**Exercise goal**
Scan the data below for the string "name". Copy every line where it appears.

**Supplied entries**
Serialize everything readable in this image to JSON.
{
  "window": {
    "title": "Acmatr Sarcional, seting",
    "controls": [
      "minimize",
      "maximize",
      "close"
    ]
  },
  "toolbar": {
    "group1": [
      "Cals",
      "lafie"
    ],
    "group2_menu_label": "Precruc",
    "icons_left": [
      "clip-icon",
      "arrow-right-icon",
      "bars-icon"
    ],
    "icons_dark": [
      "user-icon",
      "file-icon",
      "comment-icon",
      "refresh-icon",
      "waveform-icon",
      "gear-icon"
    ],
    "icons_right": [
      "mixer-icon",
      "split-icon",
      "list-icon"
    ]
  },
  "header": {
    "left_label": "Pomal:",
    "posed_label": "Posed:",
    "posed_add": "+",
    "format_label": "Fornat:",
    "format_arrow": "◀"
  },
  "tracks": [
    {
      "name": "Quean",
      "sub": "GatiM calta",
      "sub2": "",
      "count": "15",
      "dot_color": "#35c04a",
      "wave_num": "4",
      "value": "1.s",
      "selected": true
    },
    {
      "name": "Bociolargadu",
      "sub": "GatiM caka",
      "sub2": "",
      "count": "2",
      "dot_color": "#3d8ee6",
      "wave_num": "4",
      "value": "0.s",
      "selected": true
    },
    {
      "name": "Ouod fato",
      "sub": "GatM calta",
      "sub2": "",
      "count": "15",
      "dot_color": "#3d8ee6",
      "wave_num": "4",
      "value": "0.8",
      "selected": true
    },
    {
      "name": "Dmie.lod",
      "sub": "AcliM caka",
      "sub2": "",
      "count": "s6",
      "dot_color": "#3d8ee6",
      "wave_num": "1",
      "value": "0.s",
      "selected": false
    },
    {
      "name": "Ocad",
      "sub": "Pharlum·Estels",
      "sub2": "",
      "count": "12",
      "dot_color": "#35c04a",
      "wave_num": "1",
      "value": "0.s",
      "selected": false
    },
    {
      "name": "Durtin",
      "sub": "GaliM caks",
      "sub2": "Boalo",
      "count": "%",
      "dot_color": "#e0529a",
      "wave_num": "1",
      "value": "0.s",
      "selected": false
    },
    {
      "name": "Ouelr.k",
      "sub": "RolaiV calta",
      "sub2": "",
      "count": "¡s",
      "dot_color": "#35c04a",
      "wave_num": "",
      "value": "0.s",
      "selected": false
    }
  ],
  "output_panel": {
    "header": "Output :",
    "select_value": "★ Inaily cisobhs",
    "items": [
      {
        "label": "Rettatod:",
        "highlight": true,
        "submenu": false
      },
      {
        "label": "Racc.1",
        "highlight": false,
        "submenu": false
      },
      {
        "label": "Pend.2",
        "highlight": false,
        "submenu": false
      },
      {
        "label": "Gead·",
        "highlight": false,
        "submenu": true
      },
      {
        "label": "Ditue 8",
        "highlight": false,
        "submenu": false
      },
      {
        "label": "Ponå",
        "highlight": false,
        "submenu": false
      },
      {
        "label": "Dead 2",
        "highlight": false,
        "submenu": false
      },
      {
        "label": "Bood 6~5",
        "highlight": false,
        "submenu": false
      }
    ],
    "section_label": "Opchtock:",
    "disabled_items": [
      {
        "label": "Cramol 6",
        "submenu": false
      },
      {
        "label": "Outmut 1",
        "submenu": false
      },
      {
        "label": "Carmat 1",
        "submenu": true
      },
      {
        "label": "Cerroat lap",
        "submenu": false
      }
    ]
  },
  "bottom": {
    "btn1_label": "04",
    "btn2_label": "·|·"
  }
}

**Answer to this exercise**
      "name": "Quean",
      "name": "Bociolargadu",
      "name": "Ouod fato",
      "name": "Dmie.lod",
      "name": "Ocad",
      "name": "Durtin",
      "name": "Ouelr.k",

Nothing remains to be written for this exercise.